> _SHORT TASK_:
Write the listing below out again exactly, dropping the images.

> _Data entries_:
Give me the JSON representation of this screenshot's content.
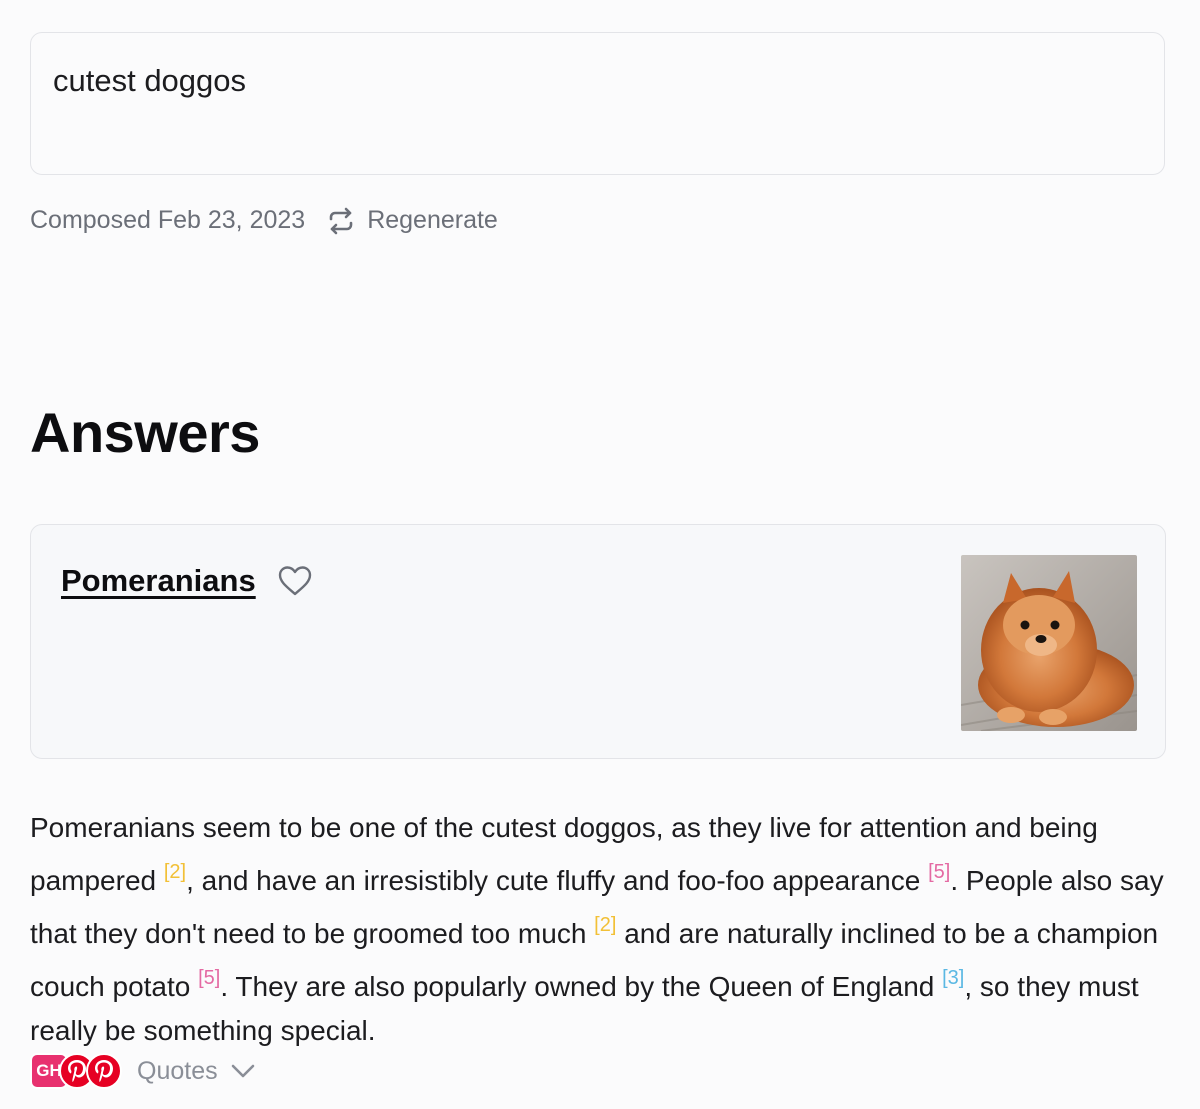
{
  "query": {
    "text": "cutest doggos"
  },
  "meta": {
    "composed": "Composed Feb 23, 2023",
    "regenerate_label": "Regenerate"
  },
  "answers_heading": "Answers",
  "card": {
    "title": "Pomeranians",
    "image_alt": "Pomeranian dog photo"
  },
  "answer": {
    "s1": "Pomeranians seem to be one of the cutest doggos, as they live for attention and being pampered ",
    "c1": "[2]",
    "s2": ", and have an irresistibly cute fluffy and foo-foo appearance ",
    "c2": "[5]",
    "s3": ". People also say that they don't need to be groomed too much ",
    "c3": "[2]",
    "s4": " and are naturally inclined to be a champion couch potato ",
    "c4": "[5]",
    "s5": ". They are also popularly owned by the Queen of England ",
    "c5": "[3]",
    "s6": ", so they must really be something special."
  },
  "footer": {
    "sources": [
      {
        "label": "GH"
      },
      {
        "label": "P"
      },
      {
        "label": "P"
      }
    ],
    "quotes_label": "Quotes"
  },
  "colors": {
    "cite_yellow": "#f2c037",
    "cite_pink": "#e46aa3",
    "cite_blue": "#5bb8e3",
    "pinterest": "#e60023"
  },
  "icons": [
    "regenerate-icon",
    "heart-icon",
    "chevron-down-icon",
    "pinterest-icon"
  ]
}
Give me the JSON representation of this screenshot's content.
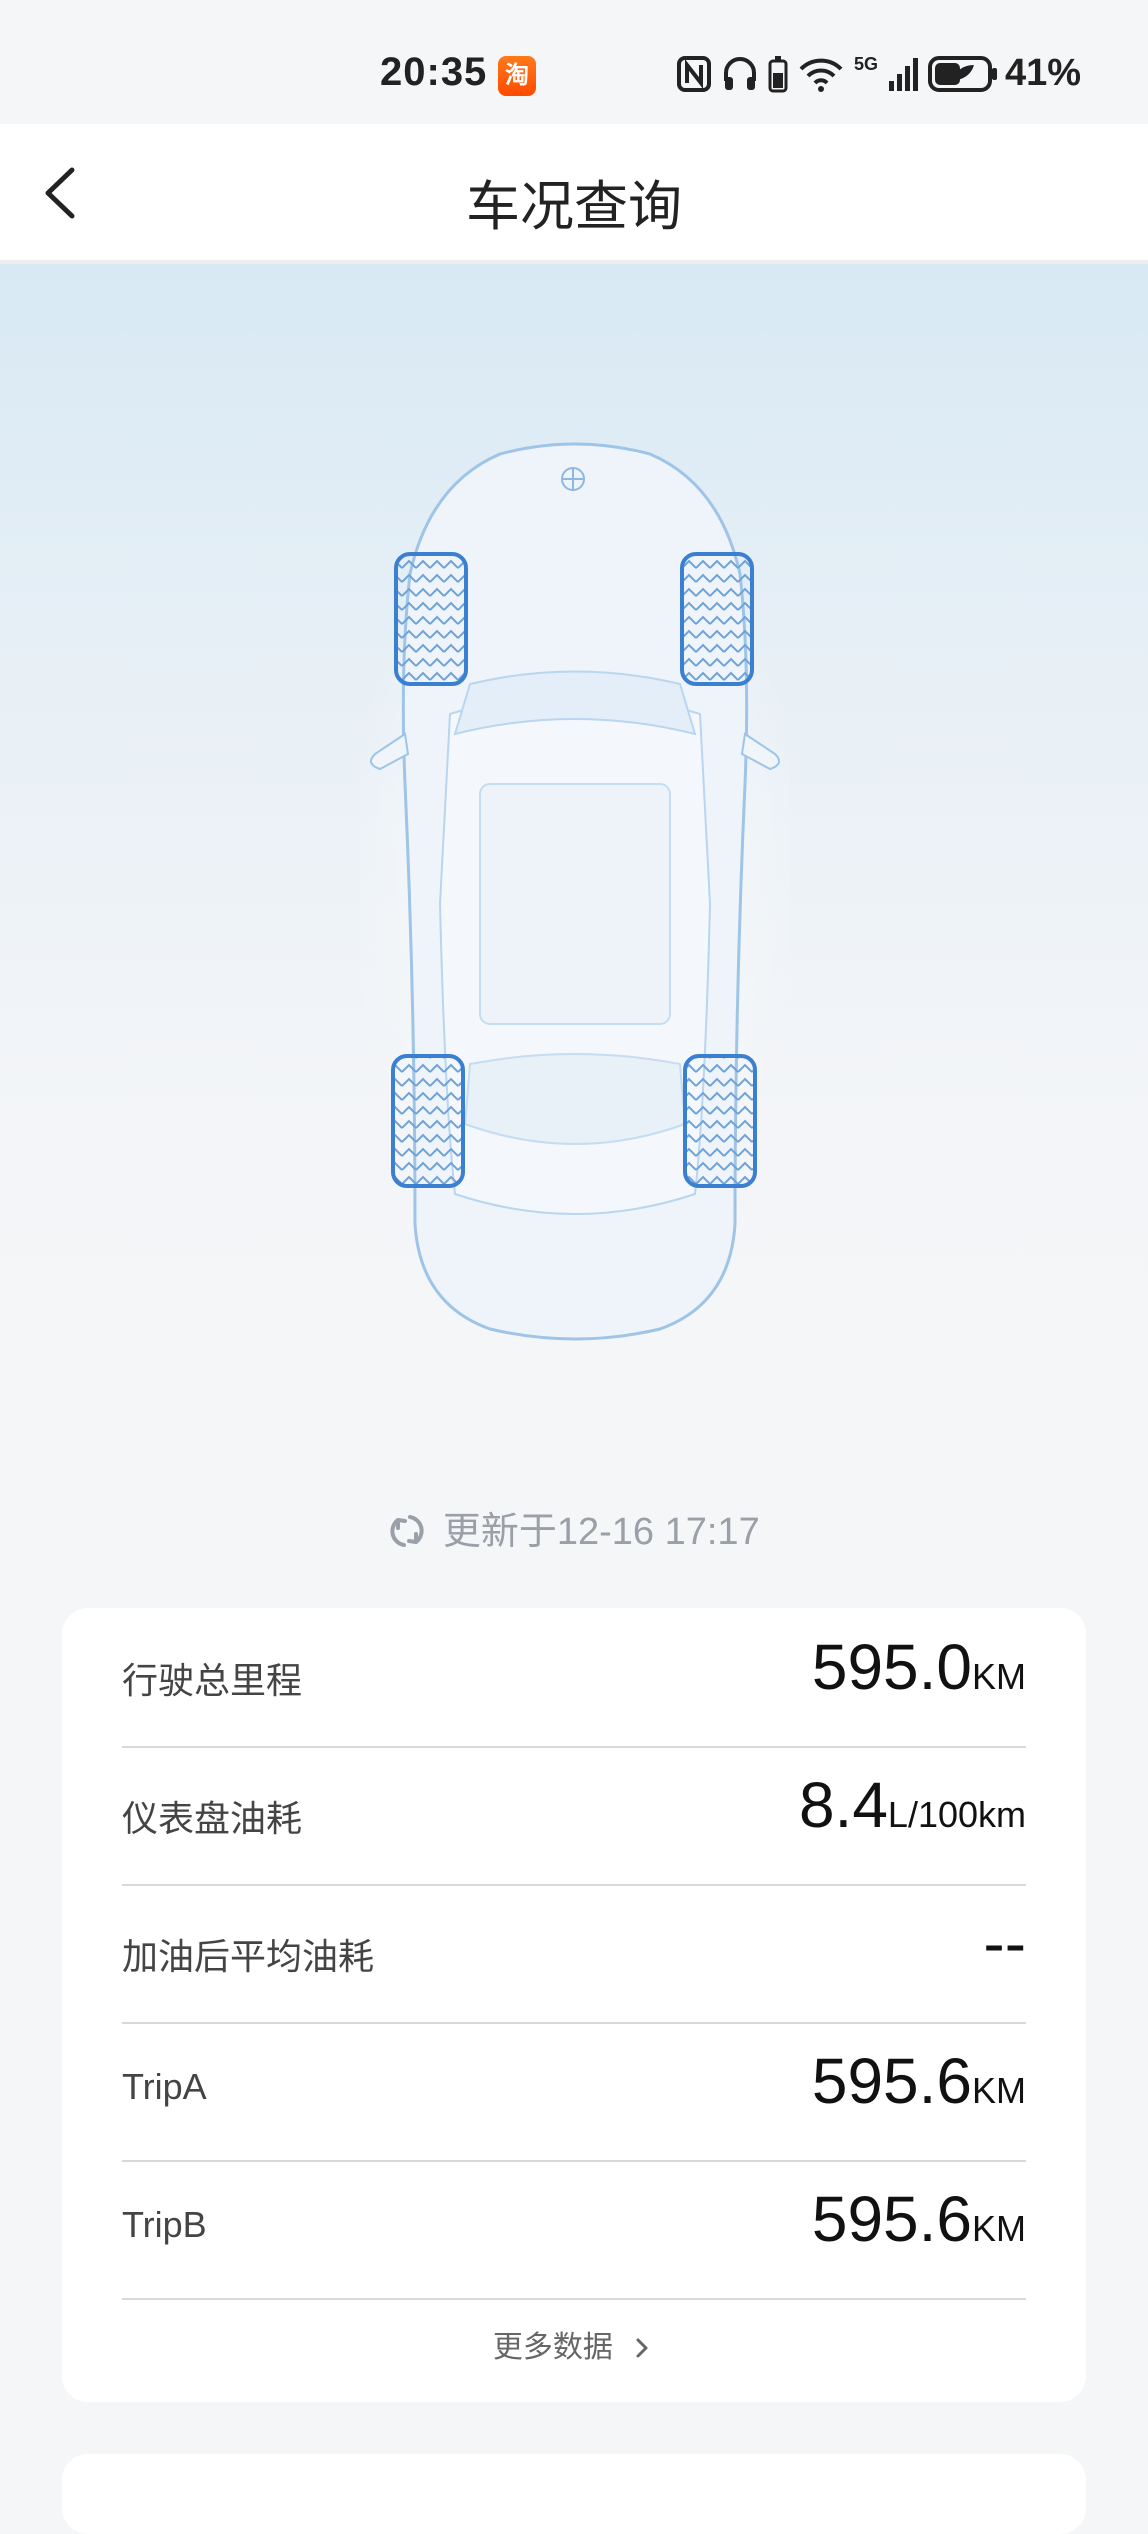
{
  "status_bar": {
    "time": "20:35",
    "taobao_badge": "淘",
    "battery_percent": "41%",
    "network": "5G"
  },
  "header": {
    "title": "车况查询",
    "back_icon": "chevron-left-icon"
  },
  "update": {
    "text": "更新于12-16 17:17",
    "icon": "refresh-icon"
  },
  "metrics": [
    {
      "label": "行驶总里程",
      "value": "595.0",
      "unit": "KM"
    },
    {
      "label": "仪表盘油耗",
      "value": "8.4",
      "unit": "L/100km"
    },
    {
      "label": "加油后平均油耗",
      "value": "--",
      "unit": ""
    },
    {
      "label": "TripA",
      "value": "595.6",
      "unit": "KM"
    },
    {
      "label": "TripB",
      "value": "595.6",
      "unit": "KM"
    }
  ],
  "more": {
    "label": "更多数据",
    "icon": "chevron-right-icon"
  },
  "colors": {
    "accent": "#3b7fd0",
    "car_outline": "#9ec4e8",
    "bg": "#f5f6f8"
  }
}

> _TASK SOLUTION_:
Give me the JSON representation of this screenshot's content.
{
  "query": {
    "text": "cutest doggos"
  },
  "meta": {
    "composed": "Composed Feb 23, 2023",
    "regenerate_label": "Regenerate"
  },
  "answers_heading": "Answers",
  "card": {
    "title": "Pomeranians",
    "image_alt": "Pomeranian dog photo"
  },
  "answer": {
    "s1": "Pomeranians seem to be one of the cutest doggos, as they live for attention and being pampered ",
    "c1": "[2]",
    "s2": ", and have an irresistibly cute fluffy and foo-foo appearance ",
    "c2": "[5]",
    "s3": ". People also say that they don't need to be groomed too much ",
    "c3": "[2]",
    "s4": " and are naturally inclined to be a champion couch potato ",
    "c4": "[5]",
    "s5": ". They are also popularly owned by the Queen of England ",
    "c5": "[3]",
    "s6": ", so they must really be something special."
  },
  "footer": {
    "sources": [
      {
        "label": "GH"
      },
      {
        "label": "P"
      },
      {
        "label": "P"
      }
    ],
    "quotes_label": "Quotes"
  },
  "colors": {
    "cite_yellow": "#f2c037",
    "cite_pink": "#e46aa3",
    "cite_blue": "#5bb8e3",
    "pinterest": "#e60023"
  },
  "icons": [
    "regenerate-icon",
    "heart-icon",
    "chevron-down-icon",
    "pinterest-icon"
  ]
}
Give me the JSON representation of this screenshot's content.
{
  "status_bar": {
    "time": "20:35",
    "taobao_badge": "淘",
    "battery_percent": "41%",
    "network": "5G"
  },
  "header": {
    "title": "车况查询",
    "back_icon": "chevron-left-icon"
  },
  "update": {
    "text": "更新于12-16 17:17",
    "icon": "refresh-icon"
  },
  "metrics": [
    {
      "label": "行驶总里程",
      "value": "595.0",
      "unit": "KM"
    },
    {
      "label": "仪表盘油耗",
      "value": "8.4",
      "unit": "L/100km"
    },
    {
      "label": "加油后平均油耗",
      "value": "--",
      "unit": ""
    },
    {
      "label": "TripA",
      "value": "595.6",
      "unit": "KM"
    },
    {
      "label": "TripB",
      "value": "595.6",
      "unit": "KM"
    }
  ],
  "more": {
    "label": "更多数据",
    "icon": "chevron-right-icon"
  },
  "colors": {
    "accent": "#3b7fd0",
    "car_outline": "#9ec4e8",
    "bg": "#f5f6f8"
  }
}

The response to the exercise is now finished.